━━━━━ Available records ━━━━━
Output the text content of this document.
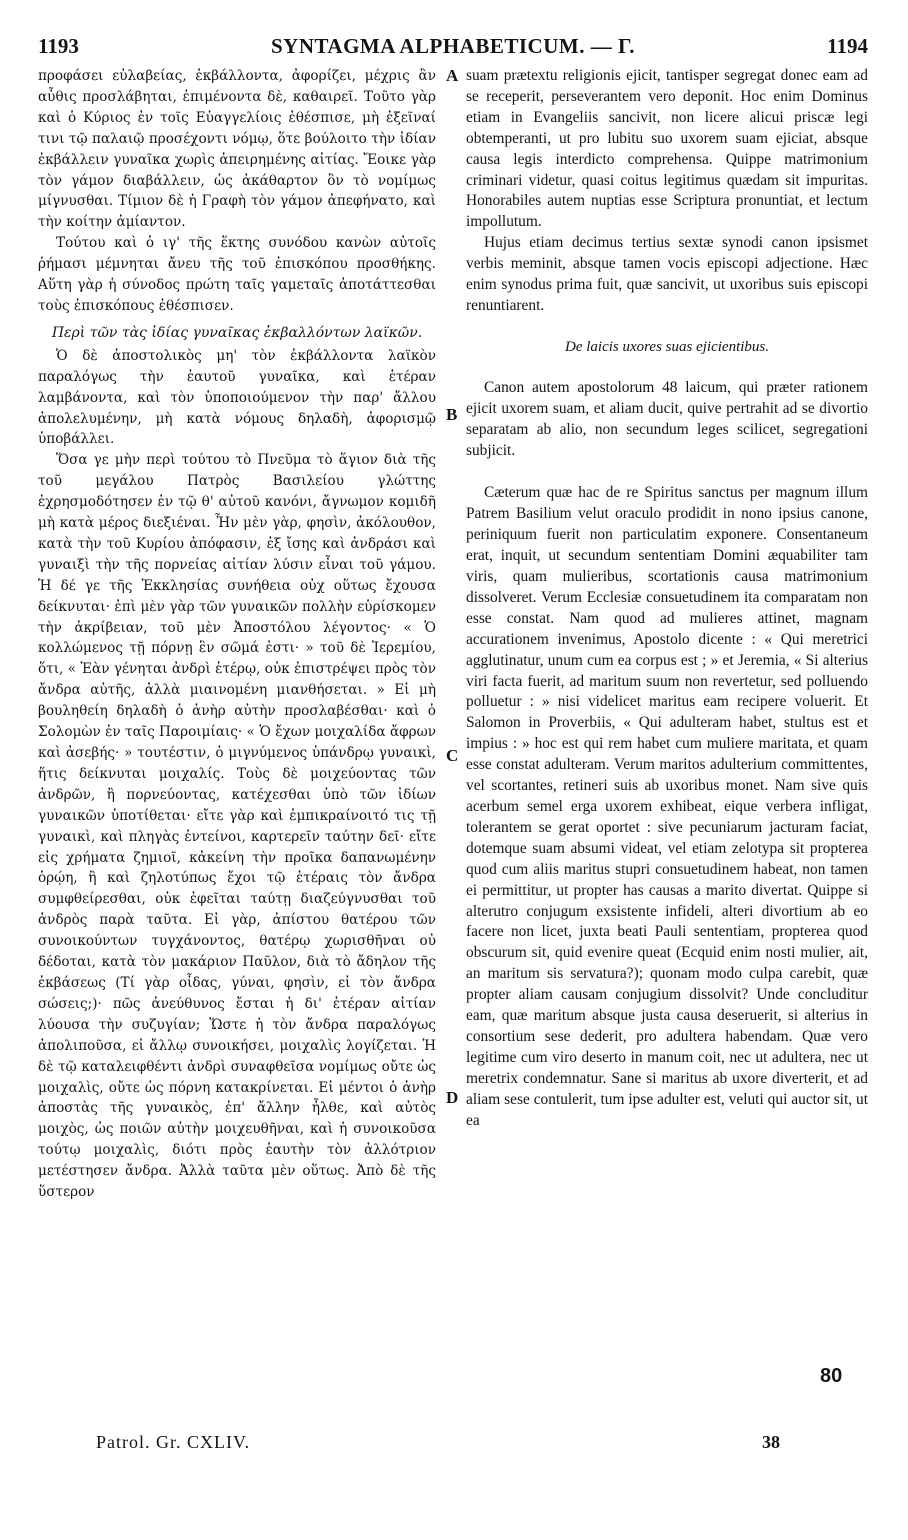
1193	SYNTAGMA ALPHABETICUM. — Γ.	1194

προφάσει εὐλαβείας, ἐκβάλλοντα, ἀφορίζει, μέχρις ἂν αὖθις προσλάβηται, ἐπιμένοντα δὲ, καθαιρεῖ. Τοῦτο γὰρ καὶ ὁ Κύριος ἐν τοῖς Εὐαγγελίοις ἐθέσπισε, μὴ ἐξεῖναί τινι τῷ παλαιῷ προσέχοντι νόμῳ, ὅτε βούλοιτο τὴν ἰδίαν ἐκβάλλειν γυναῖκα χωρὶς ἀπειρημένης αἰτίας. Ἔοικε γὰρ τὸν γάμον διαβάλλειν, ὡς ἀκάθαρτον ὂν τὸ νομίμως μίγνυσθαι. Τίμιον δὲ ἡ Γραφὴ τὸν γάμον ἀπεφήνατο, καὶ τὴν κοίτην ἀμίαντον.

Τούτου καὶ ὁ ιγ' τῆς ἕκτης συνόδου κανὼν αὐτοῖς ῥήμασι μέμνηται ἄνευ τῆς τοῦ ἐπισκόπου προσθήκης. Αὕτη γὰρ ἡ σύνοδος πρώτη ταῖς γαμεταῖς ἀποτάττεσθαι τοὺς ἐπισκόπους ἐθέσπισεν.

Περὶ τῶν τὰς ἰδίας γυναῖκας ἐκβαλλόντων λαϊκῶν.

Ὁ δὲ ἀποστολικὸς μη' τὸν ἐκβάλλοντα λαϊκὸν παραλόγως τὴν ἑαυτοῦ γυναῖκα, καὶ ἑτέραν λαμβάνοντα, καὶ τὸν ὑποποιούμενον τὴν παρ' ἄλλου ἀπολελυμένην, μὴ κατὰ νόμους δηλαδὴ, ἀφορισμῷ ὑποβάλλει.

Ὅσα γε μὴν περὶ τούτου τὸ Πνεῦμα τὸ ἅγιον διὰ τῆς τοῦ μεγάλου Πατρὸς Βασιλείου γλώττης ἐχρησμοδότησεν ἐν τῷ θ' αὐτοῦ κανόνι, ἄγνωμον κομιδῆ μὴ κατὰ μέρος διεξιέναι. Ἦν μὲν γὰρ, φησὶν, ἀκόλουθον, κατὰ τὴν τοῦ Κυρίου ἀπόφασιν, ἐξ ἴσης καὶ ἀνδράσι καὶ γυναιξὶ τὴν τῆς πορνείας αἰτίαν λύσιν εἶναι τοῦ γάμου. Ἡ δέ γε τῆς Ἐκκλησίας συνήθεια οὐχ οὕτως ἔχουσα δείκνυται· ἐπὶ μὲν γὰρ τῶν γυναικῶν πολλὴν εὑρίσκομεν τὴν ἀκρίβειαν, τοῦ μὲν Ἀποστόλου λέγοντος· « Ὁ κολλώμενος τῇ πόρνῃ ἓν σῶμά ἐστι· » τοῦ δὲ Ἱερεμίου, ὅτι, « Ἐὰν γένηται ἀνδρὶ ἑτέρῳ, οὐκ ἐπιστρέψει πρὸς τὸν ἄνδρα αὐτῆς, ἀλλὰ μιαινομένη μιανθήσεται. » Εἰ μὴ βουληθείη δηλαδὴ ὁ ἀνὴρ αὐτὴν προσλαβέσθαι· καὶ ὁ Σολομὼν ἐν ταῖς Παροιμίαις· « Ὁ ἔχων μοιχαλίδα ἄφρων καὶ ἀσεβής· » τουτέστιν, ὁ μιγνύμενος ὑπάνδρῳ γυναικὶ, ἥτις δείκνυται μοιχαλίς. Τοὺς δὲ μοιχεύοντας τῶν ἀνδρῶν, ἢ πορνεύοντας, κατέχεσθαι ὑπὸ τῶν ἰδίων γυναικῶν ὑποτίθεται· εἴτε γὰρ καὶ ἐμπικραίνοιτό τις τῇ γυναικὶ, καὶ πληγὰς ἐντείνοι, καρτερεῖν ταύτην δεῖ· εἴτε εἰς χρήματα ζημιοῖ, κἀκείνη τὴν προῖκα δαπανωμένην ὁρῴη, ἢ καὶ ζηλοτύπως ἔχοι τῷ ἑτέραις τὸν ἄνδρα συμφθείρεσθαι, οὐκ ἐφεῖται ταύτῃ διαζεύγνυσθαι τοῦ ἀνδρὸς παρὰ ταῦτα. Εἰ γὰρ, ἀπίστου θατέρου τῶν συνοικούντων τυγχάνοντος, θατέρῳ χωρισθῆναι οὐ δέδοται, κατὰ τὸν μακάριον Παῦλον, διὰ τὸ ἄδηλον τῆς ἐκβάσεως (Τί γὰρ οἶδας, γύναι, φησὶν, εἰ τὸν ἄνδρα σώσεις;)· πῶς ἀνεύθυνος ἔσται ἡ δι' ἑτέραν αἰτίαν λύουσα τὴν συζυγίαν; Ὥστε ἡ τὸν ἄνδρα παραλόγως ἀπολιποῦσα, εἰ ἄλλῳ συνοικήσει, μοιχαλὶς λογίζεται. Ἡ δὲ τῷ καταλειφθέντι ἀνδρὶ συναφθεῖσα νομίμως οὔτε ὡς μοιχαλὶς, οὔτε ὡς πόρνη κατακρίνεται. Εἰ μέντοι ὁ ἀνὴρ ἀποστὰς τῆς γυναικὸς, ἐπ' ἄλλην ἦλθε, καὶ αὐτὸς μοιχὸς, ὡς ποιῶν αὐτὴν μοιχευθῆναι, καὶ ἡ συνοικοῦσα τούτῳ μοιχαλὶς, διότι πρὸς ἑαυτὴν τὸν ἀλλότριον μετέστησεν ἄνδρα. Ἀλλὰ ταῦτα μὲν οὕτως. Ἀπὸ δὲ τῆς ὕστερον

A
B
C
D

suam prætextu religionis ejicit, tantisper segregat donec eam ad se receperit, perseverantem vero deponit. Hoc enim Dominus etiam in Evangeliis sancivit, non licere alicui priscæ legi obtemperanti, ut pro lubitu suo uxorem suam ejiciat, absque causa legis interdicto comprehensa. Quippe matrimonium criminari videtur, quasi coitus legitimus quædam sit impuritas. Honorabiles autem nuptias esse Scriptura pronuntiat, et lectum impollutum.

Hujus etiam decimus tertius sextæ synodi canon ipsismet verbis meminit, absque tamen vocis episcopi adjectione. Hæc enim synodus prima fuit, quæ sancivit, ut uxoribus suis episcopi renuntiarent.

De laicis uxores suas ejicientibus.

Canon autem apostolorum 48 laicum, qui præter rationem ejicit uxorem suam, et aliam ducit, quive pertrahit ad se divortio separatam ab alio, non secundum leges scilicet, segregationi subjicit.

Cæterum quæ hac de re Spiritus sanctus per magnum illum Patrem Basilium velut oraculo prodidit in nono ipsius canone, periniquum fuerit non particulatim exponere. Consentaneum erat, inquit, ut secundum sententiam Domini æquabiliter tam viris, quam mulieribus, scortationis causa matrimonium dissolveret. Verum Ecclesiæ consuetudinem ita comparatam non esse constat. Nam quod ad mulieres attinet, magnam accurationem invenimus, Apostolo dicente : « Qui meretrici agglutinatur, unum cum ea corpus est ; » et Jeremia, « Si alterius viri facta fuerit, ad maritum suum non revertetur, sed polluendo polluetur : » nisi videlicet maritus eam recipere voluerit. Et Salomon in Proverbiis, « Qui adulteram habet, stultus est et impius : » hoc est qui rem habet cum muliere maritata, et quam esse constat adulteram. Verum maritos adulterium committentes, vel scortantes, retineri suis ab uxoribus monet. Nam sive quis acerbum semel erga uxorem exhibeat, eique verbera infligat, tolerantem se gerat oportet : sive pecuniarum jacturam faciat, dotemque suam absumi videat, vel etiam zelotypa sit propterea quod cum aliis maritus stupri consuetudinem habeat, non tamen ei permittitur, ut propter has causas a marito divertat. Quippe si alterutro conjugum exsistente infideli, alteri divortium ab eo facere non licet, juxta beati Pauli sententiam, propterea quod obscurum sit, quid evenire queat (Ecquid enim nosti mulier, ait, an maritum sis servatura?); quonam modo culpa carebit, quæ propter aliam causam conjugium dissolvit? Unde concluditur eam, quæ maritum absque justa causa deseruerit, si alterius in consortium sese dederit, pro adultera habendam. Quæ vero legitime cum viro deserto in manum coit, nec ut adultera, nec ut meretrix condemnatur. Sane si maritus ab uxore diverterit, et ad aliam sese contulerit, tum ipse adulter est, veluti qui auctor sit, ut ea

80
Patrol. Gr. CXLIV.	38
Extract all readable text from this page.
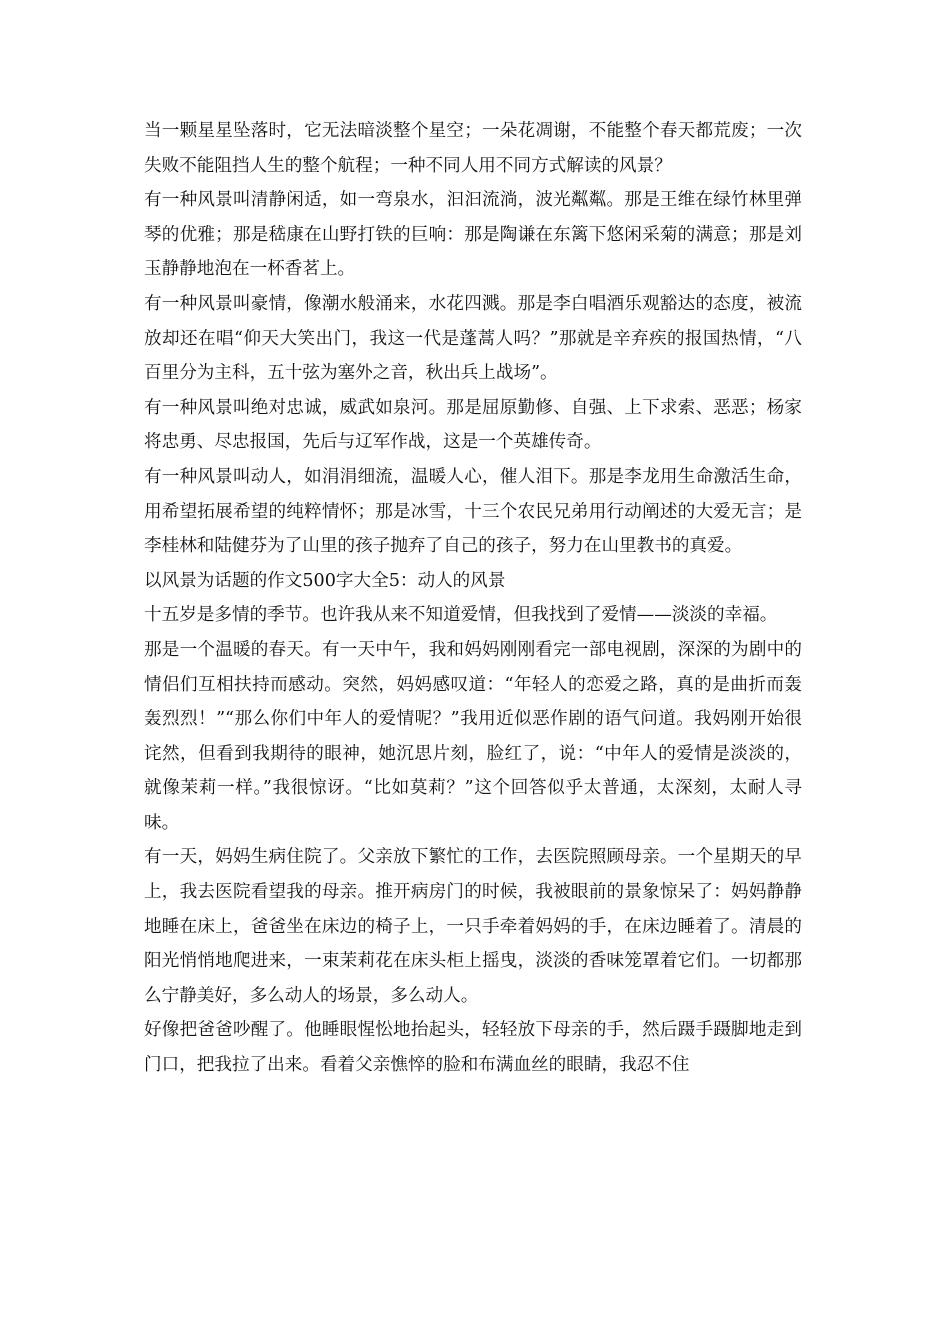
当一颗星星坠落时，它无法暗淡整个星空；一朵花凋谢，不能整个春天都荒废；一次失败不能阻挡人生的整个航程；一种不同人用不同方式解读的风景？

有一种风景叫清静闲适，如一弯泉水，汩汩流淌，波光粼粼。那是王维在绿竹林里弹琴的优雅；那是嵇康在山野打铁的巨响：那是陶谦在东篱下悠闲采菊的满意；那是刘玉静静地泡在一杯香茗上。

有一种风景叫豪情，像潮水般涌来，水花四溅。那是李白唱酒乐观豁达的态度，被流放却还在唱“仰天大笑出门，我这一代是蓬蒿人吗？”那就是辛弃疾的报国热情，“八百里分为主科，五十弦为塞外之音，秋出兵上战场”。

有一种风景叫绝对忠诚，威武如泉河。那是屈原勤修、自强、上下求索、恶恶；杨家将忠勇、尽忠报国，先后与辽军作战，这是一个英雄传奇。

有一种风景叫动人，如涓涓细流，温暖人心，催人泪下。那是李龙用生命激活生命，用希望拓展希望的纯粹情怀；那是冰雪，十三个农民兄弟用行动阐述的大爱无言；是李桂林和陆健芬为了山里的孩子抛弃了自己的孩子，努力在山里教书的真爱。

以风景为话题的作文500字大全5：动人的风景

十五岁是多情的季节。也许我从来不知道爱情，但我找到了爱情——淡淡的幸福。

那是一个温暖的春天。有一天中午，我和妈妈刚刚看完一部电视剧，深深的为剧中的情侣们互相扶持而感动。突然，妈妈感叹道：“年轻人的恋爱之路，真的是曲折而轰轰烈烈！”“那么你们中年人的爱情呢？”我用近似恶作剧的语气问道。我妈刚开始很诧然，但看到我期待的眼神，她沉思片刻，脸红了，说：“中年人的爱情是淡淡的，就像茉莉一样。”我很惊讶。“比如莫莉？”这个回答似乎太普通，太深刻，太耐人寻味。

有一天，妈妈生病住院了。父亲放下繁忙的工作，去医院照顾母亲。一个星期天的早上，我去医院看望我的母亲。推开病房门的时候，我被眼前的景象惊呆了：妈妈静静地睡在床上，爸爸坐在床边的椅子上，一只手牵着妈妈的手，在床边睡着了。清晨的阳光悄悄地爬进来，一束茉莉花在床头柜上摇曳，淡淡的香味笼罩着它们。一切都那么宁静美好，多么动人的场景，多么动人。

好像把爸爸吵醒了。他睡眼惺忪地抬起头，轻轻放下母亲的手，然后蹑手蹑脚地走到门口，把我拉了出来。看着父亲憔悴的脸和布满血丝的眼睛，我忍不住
━━━━━
Output exactly the lines from the one containing "Extract all readable text from this page." through the last line of the records above, both included, leaving out any pictures.

Extract all readable text from this page.
当一颗星星坠落时，它无法暗淡整个星空；一朵花凋谢，不能整个春天都荒废；一次失败不能阻挡人生的整个航程；一种不同人用不同方式解读的风景？

有一种风景叫清静闲适，如一弯泉水，汩汩流淌，波光粼粼。那是王维在绿竹林里弹琴的优雅；那是嵇康在山野打铁的巨响：那是陶谦在东篱下悠闲采菊的满意；那是刘玉静静地泡在一杯香茗上。

有一种风景叫豪情，像潮水般涌来，水花四溅。那是李白唱酒乐观豁达的态度，被流放却还在唱“仰天大笑出门，我这一代是蓬蒿人吗？”那就是辛弃疾的报国热情，“八百里分为主科，五十弦为塞外之音，秋出兵上战场”。

有一种风景叫绝对忠诚，威武如泉河。那是屈原勤修、自强、上下求索、恶恶；杨家将忠勇、尽忠报国，先后与辽军作战，这是一个英雄传奇。

有一种风景叫动人，如涓涓细流，温暖人心，催人泪下。那是李龙用生命激活生命，用希望拓展希望的纯粹情怀；那是冰雪，十三个农民兄弟用行动阐述的大爱无言；是李桂林和陆健芬为了山里的孩子抛弃了自己的孩子，努力在山里教书的真爱。

以风景为话题的作文500字大全5：动人的风景

十五岁是多情的季节。也许我从来不知道爱情，但我找到了爱情——淡淡的幸福。

那是一个温暖的春天。有一天中午，我和妈妈刚刚看完一部电视剧，深深的为剧中的情侣们互相扶持而感动。突然，妈妈感叹道：“年轻人的恋爱之路，真的是曲折而轰轰烈烈！”“那么你们中年人的爱情呢？”我用近似恶作剧的语气问道。我妈刚开始很诧然，但看到我期待的眼神，她沉思片刻，脸红了，说：“中年人的爱情是淡淡的，就像茉莉一样。”我很惊讶。“比如莫莉？”这个回答似乎太普通，太深刻，太耐人寻味。

有一天，妈妈生病住院了。父亲放下繁忙的工作，去医院照顾母亲。一个星期天的早上，我去医院看望我的母亲。推开病房门的时候，我被眼前的景象惊呆了：妈妈静静地睡在床上，爸爸坐在床边的椅子上，一只手牵着妈妈的手，在床边睡着了。清晨的阳光悄悄地爬进来，一束茉莉花在床头柜上摇曳，淡淡的香味笼罩着它们。一切都那么宁静美好，多么动人的场景，多么动人。

好像把爸爸吵醒了。他睡眼惺忪地抬起头，轻轻放下母亲的手，然后蹑手蹑脚地走到门口，把我拉了出来。看着父亲憔悴的脸和布满血丝的眼睛，我忍不住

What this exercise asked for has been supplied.